§ **MATERIAL FOR THIS TASK**:
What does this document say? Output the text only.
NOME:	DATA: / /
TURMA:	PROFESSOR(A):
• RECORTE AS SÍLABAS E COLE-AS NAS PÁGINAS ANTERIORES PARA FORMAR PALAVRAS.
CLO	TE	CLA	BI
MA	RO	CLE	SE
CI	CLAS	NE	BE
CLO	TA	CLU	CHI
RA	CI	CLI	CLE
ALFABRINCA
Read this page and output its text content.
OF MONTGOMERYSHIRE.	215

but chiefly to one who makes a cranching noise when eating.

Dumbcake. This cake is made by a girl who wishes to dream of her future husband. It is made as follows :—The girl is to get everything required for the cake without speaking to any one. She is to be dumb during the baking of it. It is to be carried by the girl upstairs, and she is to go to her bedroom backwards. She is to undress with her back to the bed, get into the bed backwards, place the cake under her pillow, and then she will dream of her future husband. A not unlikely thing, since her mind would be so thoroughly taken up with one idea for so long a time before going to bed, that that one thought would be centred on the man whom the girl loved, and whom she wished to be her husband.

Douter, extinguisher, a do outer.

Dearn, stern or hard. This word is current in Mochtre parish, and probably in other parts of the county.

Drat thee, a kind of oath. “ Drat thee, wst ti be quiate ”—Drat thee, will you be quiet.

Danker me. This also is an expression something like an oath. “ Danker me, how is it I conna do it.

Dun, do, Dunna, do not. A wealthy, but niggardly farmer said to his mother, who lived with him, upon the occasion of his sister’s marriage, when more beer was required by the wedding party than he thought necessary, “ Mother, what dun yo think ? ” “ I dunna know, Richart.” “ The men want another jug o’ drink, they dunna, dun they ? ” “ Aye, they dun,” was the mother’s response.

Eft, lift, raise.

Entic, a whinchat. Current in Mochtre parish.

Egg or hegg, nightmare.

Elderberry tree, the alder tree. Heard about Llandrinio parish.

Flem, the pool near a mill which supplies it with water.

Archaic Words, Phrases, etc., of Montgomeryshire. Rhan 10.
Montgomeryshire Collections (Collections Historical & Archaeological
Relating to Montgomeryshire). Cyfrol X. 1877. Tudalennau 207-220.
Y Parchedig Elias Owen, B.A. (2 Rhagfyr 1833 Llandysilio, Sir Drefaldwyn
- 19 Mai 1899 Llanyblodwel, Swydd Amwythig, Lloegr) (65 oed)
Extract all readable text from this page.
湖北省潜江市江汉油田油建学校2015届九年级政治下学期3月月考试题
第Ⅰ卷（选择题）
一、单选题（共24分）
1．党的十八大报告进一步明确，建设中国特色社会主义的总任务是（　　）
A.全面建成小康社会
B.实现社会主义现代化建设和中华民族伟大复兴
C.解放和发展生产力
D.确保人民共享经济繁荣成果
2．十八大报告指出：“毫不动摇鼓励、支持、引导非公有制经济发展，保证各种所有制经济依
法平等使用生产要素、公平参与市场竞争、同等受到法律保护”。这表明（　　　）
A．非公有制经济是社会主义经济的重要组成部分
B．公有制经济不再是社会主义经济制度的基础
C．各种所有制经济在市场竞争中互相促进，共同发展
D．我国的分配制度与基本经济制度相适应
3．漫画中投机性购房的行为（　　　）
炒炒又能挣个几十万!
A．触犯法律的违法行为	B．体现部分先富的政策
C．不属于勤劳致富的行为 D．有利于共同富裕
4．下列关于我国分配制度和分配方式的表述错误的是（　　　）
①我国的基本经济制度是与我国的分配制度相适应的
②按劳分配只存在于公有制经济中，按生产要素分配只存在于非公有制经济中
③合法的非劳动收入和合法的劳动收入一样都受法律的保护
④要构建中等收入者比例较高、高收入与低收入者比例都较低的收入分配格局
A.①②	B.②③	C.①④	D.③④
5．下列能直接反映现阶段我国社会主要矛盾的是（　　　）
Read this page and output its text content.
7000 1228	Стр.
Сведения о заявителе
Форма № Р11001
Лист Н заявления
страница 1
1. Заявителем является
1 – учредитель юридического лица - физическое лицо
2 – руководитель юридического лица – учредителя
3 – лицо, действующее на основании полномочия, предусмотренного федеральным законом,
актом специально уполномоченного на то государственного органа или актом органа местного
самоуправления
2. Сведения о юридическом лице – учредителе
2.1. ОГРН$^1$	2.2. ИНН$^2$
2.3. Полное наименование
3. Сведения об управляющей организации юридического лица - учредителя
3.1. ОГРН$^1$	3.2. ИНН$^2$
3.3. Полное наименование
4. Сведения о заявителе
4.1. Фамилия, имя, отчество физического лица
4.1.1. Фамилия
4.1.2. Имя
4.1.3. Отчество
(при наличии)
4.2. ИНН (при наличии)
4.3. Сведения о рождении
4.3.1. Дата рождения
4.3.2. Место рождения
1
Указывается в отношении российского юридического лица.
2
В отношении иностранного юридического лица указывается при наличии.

§ **WHAT TO WORK ON**: Using the listing, collect all lines in which the string "учредителя" is found.

§ **EXERCISE ANSWER**:
2 – руководитель юридического лица – учредителя
3. Сведения об управляющей организации юридического лица - учредителя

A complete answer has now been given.